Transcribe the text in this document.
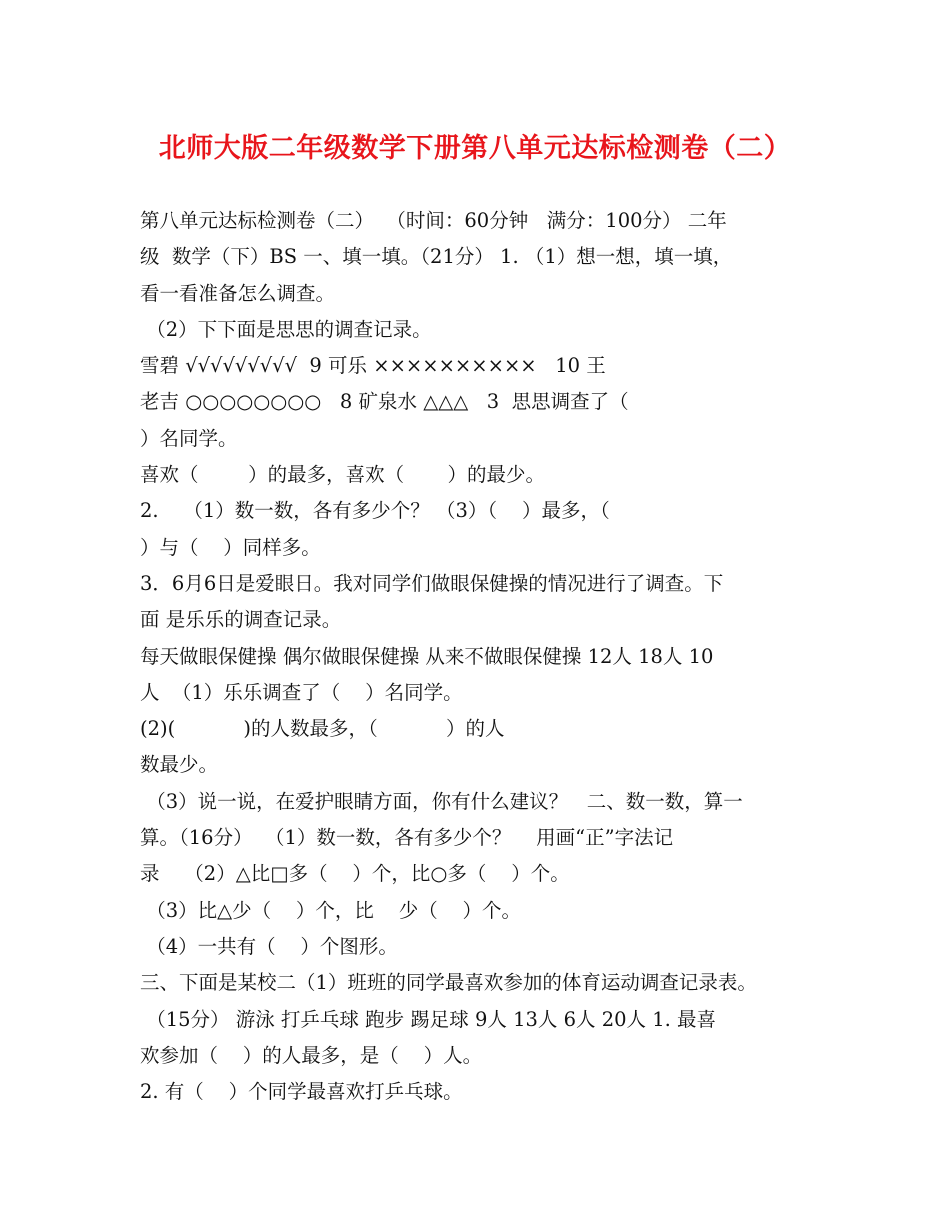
北师大版二年级数学下册第八单元达标检测卷（二）
第八单元达标检测卷（二）  （时间：60分钟   满分：100分） 二年
级  数学（下）BS 一、填一填。（21分） 1. （1）想一想，填一填，
看一看准备怎么调查。
（2）下下面是思思的调查记录。
雪碧 √√√√√√√√√  9 可乐 ××××××××××   10 王
老吉 ○○○○○○○○   8 矿泉水 △△△   3  思思调查了（
）名同学。
喜欢（        ）的最多，喜欢（       ）的最少。
2.    （1）数一数，各有多少个？ （3）（    ）最多，（
）与（    ）同样多。
3．6月6日是爱眼日。我对同学们做眼保健操的情况进行了调查。下
面 是乐乐的调查记录。
每天做眼保健操 偶尔做眼保健操 从来不做眼保健操 12人 18人 10
人  （1）乐乐调查了（    ）名同学。
(2)(           )的人数最多，（           ）的人
数最少。
（3）说一说，在爱护眼睛方面，你有什么建议？   二、数一数，算一
算。（16分）  （1）数一数，各有多少个？    用画“正”字法记
录    （2）△比□多（    ）个，比○多（    ）个。
（3）比△少（    ）个，比    少（    ）个。
（4）一共有（    ）个图形。
三、下面是某校二（1）班班的同学最喜欢参加的体育运动调查记录表。
（15分） 游泳 打乒乓球 跑步 踢足球 9人 13人 6人 20人 1. 最喜
欢参加（    ）的人最多，是（    ）人。
2. 有（    ）个同学最喜欢打乒乓球。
=======
» **Directions**
Identify and list each line with the word "各有多少个".

» **Answer to the exercise**
2.    （1）数一数，各有多少个？ （3）（    ）最多，（
算。（16分）  （1）数一数，各有多少个？    用画“正”字法记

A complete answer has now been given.